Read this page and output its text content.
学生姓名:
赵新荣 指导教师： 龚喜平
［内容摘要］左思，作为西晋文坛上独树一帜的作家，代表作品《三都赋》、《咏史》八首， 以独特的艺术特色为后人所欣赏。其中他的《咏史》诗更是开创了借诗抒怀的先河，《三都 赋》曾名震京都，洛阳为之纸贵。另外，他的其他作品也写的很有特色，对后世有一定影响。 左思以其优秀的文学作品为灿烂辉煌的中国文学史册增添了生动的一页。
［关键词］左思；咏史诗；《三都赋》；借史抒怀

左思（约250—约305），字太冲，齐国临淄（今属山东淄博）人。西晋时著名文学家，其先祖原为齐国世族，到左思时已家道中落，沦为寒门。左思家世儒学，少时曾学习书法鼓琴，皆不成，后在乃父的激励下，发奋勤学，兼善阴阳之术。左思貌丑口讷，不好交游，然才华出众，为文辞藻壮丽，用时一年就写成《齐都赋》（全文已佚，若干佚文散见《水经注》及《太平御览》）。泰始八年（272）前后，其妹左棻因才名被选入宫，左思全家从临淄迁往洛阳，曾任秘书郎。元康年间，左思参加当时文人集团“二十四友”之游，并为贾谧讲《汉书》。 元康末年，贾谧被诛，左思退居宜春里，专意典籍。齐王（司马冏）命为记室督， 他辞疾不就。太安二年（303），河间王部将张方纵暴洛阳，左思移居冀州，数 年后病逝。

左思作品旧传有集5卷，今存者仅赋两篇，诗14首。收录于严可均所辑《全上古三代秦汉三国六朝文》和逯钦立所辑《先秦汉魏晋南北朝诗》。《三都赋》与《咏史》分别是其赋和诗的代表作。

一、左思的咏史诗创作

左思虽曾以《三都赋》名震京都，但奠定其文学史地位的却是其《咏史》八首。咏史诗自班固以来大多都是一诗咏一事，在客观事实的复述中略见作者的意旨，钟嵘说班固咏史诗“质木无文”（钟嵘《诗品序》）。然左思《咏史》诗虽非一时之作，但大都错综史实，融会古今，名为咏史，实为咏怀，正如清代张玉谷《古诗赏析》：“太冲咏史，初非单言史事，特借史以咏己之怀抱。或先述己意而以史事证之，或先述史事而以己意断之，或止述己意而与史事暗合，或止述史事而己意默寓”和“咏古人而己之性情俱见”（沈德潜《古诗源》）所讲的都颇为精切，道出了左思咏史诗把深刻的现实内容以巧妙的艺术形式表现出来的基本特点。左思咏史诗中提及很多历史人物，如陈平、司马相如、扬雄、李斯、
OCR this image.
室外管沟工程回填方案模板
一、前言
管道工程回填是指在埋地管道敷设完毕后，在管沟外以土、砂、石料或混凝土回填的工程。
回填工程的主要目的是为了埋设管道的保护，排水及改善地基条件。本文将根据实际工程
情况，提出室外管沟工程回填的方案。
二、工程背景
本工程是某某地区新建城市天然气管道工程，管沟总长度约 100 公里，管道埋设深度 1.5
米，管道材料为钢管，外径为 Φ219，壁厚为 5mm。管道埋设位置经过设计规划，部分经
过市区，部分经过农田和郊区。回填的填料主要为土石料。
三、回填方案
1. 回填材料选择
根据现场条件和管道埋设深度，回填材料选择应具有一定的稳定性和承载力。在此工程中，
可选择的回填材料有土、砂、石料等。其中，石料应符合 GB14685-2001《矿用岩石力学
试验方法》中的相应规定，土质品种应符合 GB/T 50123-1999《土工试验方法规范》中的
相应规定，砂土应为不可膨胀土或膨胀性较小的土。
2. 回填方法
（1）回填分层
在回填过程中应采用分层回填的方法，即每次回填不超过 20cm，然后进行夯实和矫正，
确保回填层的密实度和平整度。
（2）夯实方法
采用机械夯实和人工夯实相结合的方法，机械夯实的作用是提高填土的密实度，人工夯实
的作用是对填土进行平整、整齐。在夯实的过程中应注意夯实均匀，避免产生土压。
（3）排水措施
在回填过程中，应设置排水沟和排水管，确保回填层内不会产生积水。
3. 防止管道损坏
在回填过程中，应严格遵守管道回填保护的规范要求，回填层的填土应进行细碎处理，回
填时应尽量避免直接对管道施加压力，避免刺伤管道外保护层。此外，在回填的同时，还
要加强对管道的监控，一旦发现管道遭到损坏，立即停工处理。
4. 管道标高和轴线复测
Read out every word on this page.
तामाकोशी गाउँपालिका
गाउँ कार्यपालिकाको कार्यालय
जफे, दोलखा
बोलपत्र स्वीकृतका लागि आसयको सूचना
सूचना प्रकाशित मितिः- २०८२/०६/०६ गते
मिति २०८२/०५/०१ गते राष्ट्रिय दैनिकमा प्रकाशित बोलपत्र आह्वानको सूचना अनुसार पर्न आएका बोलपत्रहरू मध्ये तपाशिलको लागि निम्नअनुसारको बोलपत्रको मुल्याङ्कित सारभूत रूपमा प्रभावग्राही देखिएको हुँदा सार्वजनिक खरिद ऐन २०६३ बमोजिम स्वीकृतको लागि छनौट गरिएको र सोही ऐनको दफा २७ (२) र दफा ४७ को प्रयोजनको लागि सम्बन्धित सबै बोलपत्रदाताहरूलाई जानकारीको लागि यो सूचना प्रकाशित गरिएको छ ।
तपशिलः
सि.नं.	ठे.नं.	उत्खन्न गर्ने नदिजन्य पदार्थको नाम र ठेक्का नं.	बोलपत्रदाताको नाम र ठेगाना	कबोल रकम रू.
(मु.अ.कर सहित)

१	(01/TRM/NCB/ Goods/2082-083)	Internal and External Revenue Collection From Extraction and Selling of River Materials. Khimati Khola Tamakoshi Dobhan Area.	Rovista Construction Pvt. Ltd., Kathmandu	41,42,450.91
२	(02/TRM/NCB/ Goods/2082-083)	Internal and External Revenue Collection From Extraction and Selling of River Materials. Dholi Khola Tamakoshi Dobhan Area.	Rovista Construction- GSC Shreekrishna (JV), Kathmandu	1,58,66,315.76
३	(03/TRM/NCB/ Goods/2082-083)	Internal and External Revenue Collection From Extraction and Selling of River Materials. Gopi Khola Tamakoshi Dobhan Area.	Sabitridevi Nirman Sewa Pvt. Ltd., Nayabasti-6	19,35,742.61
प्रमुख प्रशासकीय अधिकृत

(THE TASK):
How many of the lines above contain the string "Extraction"? Give the number only.

(RESPONSE TO THIS TASK):
3